• [What is needed]
Count the lines of the data below that include the string "Homo", and provide nothing but the result.

####

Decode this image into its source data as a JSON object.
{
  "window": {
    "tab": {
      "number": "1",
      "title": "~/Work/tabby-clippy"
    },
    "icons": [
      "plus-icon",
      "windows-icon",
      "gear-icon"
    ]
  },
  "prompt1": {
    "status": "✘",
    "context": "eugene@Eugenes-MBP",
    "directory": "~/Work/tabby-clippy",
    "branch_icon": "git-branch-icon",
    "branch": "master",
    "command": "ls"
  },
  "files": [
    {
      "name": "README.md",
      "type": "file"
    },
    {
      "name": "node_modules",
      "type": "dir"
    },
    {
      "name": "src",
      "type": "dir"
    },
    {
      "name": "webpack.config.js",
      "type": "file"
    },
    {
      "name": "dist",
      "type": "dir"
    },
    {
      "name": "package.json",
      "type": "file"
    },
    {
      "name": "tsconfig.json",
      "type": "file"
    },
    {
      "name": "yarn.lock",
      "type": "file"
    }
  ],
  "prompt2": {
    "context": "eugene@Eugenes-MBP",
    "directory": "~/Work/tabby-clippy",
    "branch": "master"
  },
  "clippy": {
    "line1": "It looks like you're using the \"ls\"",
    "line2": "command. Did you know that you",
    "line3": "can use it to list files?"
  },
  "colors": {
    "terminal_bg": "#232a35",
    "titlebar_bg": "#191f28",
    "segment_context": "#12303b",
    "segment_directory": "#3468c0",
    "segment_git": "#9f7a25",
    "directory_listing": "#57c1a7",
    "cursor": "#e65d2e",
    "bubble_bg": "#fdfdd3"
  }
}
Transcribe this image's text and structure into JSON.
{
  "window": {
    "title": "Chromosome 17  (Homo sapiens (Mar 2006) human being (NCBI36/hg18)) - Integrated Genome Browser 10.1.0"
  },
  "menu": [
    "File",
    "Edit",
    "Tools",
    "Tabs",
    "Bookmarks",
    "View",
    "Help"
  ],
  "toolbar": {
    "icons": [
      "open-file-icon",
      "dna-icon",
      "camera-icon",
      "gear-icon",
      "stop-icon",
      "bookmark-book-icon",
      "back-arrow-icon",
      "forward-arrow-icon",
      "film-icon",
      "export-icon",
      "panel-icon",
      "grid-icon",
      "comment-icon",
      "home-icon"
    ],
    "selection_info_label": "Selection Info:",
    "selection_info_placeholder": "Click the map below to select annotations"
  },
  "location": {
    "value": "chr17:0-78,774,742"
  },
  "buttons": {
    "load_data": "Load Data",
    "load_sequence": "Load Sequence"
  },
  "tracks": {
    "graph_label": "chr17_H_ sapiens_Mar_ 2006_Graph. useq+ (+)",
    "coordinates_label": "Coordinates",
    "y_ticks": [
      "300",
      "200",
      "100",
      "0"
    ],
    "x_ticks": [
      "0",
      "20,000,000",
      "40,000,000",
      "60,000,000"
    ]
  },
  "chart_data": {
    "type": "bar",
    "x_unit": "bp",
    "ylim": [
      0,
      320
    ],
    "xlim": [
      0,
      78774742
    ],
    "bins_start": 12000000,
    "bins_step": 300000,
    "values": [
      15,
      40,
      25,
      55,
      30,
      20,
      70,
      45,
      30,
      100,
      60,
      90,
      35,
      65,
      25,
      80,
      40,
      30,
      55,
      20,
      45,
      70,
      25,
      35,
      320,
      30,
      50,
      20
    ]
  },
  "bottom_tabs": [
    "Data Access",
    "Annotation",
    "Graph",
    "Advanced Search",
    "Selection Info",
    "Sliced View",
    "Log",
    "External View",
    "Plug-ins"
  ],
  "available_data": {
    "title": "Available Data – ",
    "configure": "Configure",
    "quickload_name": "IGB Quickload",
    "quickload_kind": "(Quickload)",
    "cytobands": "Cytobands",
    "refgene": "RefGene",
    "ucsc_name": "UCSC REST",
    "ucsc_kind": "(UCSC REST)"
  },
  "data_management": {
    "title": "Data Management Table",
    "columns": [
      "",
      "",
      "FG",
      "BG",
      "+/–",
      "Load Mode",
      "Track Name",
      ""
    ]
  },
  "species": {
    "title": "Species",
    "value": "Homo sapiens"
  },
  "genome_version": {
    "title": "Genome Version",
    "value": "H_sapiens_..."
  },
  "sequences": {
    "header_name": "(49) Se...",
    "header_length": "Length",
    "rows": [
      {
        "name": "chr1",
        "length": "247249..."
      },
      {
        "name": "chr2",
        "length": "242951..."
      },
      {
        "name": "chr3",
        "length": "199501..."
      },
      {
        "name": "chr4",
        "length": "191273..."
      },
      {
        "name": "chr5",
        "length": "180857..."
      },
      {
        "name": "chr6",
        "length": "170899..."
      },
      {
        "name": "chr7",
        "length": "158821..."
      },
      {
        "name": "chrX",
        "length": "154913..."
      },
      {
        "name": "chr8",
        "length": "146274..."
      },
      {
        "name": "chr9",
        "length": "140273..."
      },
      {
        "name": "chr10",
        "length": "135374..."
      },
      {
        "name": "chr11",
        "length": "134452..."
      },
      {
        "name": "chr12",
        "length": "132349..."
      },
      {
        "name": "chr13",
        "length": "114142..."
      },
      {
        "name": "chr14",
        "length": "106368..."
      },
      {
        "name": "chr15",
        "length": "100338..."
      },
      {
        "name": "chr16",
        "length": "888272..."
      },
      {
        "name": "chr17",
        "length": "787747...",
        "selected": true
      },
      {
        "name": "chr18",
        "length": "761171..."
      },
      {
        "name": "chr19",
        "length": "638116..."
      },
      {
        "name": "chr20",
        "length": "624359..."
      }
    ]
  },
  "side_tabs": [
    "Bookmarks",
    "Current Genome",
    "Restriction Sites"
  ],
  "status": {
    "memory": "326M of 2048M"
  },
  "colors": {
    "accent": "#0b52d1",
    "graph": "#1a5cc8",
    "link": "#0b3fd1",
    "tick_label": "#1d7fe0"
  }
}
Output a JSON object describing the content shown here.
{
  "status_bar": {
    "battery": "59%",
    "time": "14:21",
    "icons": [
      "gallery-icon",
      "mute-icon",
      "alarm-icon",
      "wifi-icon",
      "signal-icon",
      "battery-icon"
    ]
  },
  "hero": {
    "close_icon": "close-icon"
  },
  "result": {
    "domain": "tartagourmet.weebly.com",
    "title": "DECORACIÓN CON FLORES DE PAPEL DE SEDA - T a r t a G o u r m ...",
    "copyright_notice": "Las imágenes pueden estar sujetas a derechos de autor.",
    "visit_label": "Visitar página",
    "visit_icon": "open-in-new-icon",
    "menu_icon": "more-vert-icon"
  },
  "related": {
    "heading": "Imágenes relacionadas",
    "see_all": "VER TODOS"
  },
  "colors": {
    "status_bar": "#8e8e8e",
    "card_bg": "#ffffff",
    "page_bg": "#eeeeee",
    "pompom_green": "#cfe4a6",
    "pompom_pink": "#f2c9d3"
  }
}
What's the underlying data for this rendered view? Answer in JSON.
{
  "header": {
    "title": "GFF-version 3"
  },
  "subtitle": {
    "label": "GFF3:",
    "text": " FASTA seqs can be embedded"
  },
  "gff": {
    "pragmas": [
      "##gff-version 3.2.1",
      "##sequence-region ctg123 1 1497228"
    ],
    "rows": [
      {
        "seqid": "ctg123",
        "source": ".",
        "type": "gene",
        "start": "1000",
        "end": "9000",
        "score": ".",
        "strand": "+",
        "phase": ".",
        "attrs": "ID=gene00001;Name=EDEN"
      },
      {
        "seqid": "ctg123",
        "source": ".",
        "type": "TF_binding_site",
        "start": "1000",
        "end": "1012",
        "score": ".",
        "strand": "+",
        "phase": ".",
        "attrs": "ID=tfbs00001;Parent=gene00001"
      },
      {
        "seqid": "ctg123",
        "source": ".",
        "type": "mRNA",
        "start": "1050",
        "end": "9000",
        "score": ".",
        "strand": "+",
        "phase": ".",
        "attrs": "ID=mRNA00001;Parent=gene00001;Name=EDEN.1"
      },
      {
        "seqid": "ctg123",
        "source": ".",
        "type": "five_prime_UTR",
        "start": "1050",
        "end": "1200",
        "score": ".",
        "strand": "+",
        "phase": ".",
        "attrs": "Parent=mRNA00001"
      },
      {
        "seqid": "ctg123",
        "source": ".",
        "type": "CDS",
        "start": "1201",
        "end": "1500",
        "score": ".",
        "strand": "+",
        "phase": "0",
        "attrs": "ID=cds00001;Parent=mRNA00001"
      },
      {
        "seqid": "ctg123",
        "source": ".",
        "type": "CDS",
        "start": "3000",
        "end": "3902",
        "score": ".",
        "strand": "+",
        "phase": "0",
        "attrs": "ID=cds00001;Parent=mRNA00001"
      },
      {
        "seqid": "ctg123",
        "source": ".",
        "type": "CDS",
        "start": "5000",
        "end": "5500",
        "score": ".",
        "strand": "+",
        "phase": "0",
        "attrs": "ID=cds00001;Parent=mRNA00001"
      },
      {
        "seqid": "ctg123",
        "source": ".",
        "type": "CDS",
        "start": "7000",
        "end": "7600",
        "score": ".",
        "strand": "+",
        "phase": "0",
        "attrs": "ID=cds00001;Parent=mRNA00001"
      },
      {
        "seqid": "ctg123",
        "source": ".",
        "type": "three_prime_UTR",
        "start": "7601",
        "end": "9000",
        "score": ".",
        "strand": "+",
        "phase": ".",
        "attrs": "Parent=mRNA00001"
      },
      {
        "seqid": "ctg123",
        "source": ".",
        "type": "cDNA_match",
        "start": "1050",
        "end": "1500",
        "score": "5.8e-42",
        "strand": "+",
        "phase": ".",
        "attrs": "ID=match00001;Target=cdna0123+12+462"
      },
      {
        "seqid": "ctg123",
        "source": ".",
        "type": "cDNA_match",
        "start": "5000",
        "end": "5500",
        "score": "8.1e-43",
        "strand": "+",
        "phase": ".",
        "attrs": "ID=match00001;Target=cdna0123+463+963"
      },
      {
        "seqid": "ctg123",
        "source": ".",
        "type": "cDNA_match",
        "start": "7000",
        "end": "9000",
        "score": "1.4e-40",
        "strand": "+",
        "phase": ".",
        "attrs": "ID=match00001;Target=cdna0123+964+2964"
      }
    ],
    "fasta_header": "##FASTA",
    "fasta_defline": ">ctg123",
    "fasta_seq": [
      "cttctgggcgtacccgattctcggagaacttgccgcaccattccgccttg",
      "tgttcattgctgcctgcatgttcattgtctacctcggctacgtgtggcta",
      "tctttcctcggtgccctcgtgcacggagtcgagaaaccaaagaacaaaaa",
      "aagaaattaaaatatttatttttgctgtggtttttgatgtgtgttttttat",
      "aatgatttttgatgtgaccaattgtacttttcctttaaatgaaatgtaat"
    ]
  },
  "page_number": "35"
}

####

• [Task result]
2